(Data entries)

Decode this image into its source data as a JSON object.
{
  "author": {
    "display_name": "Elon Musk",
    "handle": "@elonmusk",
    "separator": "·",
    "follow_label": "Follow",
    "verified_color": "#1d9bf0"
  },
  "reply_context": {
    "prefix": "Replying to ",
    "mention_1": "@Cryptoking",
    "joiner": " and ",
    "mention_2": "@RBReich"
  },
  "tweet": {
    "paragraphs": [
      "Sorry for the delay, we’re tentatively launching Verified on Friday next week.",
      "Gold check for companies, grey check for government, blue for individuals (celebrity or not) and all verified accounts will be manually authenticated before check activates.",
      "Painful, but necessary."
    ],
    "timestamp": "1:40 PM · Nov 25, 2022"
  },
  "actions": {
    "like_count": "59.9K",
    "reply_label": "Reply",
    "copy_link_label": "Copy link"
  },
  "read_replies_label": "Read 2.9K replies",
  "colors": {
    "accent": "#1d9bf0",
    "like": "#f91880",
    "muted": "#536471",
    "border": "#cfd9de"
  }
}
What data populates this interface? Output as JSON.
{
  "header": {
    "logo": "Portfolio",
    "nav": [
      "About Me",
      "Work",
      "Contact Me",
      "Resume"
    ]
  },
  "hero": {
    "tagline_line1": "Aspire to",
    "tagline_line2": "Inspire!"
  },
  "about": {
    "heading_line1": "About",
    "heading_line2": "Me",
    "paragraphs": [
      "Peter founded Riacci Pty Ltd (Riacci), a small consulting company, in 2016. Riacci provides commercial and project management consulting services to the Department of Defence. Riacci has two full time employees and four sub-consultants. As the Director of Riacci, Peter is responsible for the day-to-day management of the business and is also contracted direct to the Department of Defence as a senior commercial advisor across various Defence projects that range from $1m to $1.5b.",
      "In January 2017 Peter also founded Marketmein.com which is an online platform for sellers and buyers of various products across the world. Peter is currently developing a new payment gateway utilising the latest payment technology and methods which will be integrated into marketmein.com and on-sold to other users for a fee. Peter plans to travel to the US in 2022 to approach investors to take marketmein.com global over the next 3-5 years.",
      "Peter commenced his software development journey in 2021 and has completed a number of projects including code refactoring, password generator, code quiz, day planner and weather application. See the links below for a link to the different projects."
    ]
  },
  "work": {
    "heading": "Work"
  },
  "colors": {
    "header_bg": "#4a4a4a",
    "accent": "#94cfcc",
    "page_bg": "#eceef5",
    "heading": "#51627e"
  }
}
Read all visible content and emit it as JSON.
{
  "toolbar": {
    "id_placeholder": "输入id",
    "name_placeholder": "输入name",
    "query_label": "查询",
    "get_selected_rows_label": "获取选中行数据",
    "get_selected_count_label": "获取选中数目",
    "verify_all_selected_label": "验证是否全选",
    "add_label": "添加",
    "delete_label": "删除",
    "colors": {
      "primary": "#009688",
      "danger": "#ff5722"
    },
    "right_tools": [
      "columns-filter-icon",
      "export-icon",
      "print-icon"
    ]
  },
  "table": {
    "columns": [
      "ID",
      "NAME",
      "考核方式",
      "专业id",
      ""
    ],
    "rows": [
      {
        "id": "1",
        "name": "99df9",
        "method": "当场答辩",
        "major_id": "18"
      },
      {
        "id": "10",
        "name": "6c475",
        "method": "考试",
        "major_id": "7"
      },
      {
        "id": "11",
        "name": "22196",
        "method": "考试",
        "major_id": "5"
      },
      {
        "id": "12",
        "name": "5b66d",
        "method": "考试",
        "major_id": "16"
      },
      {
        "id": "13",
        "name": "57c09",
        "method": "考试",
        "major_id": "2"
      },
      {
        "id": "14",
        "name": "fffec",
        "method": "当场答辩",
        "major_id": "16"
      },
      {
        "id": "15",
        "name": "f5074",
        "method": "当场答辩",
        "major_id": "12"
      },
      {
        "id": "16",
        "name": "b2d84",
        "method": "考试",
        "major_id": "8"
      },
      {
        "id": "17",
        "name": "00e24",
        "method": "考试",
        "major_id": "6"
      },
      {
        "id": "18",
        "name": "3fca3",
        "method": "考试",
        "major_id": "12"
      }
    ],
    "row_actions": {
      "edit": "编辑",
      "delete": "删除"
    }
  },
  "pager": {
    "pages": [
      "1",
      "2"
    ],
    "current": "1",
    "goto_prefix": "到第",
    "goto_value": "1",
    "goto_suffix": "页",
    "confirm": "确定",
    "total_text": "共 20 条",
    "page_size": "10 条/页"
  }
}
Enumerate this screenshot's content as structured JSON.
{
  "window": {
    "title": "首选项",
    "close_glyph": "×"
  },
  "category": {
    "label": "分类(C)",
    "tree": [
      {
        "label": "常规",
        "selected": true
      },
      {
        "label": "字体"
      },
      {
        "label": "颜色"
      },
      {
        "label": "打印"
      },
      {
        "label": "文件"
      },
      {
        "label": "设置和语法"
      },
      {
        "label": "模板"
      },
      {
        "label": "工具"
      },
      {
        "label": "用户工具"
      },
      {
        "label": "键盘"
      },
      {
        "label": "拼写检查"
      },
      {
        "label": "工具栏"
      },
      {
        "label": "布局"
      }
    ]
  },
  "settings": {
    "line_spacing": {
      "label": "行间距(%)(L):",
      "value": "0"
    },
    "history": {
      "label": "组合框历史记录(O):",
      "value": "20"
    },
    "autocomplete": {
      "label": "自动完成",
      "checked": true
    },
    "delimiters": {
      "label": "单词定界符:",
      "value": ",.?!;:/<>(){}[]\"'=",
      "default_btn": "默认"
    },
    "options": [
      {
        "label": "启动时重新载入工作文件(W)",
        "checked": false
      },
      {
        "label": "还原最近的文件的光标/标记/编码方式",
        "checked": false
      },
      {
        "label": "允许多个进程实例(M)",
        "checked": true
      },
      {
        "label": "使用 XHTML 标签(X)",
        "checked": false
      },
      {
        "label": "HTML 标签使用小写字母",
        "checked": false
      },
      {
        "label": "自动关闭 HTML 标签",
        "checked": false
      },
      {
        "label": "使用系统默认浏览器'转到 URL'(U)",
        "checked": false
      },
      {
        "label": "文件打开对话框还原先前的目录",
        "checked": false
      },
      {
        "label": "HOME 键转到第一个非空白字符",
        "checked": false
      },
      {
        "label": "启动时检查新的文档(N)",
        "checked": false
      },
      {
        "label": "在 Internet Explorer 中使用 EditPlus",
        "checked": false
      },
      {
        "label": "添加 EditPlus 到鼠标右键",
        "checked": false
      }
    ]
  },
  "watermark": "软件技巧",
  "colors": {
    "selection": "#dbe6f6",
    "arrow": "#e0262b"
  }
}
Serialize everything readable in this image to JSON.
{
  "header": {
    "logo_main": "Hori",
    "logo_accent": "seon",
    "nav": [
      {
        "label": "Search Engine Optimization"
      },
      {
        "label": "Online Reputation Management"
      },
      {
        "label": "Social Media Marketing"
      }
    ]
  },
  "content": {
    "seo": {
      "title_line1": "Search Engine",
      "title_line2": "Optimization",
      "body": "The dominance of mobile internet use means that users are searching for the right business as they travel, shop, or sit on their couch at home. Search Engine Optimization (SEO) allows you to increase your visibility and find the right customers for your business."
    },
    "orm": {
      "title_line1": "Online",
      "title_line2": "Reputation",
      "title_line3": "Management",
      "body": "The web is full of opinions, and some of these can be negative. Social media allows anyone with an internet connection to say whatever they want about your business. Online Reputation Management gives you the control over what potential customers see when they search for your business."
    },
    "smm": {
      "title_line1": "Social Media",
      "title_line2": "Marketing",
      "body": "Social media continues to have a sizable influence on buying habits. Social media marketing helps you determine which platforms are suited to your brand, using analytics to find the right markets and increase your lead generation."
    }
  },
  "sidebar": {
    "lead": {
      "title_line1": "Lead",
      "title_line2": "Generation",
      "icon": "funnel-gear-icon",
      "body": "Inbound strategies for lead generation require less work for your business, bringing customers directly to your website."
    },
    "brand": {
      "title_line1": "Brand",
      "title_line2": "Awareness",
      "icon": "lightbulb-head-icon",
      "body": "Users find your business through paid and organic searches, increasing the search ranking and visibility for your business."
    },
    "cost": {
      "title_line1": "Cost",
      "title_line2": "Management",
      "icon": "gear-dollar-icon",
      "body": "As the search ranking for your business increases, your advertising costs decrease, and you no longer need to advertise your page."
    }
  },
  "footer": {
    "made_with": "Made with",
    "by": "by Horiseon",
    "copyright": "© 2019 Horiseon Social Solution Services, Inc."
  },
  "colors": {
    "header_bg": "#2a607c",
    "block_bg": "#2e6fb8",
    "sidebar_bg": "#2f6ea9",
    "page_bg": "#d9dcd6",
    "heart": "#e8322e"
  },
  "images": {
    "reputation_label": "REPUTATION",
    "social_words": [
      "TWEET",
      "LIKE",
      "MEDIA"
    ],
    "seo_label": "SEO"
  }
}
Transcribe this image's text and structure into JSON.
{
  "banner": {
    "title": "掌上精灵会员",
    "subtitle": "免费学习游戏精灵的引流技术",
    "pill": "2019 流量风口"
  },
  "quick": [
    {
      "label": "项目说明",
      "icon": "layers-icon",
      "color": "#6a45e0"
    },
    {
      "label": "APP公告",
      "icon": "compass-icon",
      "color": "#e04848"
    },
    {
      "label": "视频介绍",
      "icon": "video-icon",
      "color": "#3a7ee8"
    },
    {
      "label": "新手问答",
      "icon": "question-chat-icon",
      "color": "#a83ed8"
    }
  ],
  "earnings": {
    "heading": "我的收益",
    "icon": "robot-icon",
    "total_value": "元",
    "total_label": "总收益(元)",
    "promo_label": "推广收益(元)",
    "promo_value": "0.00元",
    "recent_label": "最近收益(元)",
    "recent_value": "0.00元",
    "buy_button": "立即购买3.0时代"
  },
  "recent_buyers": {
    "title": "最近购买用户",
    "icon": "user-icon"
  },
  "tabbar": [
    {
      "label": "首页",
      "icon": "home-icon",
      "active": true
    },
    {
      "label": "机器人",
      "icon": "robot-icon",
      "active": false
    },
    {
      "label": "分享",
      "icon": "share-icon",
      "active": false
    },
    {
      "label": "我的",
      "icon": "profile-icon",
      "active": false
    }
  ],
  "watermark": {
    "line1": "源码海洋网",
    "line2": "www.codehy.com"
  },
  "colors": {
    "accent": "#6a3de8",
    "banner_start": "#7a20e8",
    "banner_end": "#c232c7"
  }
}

■ Written task
Go through the listing above and list every line that has the word "customers".

■ Solution for this task
      "body": "The dominance of mobile internet use means that users are searching for the right business as they travel, shop, or sit on their couch at home. Search Engine Optimization (SEO) allows you to increase your visibility and find the right customers for your business."
      "body": "The web is full of opinions, and some of these can be negative. Social media allows anyone with an internet connection to say whatever they want about your business. Online Reputation Management gives you the control over what potential customers see when they search for your business."
      "body": "Inbound strategies for lead generation require less work for your business, bringing customers directly to your website."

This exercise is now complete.